• [Task]: Report all lines holding "JSON".

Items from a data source
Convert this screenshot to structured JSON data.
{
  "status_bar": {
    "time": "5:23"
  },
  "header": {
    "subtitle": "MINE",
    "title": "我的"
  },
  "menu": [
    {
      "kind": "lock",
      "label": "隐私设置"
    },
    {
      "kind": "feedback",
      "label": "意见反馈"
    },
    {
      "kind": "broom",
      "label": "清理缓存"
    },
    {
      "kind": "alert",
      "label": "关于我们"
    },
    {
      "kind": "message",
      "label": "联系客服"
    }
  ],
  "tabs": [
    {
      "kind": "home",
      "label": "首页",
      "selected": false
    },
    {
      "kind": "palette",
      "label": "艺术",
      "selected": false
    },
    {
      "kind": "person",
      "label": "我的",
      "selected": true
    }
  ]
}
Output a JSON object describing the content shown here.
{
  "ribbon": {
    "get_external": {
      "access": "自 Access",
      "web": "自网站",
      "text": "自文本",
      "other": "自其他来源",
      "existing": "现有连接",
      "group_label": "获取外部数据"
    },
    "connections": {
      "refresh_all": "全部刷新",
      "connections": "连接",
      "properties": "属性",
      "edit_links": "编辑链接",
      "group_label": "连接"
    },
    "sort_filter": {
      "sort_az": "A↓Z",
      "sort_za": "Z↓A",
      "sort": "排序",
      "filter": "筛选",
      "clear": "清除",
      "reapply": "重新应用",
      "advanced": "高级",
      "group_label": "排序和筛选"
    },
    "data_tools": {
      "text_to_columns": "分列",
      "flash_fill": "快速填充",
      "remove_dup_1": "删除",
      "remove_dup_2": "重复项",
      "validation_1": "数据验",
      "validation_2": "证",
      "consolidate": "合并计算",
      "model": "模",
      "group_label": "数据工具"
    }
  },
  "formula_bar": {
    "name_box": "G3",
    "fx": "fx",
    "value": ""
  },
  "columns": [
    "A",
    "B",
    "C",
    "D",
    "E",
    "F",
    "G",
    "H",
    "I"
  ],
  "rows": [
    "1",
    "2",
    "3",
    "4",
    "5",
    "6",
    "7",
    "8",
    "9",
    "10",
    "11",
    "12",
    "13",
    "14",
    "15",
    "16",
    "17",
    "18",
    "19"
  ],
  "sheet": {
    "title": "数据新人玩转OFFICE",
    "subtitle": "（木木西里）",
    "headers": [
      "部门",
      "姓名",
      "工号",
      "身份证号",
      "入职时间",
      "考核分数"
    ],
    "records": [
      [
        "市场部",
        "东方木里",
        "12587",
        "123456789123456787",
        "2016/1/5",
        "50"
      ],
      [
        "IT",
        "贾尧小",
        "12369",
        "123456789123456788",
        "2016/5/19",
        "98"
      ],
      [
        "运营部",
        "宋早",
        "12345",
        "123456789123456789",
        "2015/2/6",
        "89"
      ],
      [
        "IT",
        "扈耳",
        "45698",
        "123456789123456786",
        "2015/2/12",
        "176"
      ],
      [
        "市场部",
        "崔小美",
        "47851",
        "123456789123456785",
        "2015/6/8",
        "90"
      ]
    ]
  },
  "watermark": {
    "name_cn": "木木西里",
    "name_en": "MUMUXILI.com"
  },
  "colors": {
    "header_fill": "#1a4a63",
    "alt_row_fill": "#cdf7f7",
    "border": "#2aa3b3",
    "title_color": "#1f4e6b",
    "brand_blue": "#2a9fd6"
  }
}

• [Reply to the exercise]:
Convert this screenshot to structured JSON data.
Output a JSON object describing the content shown here.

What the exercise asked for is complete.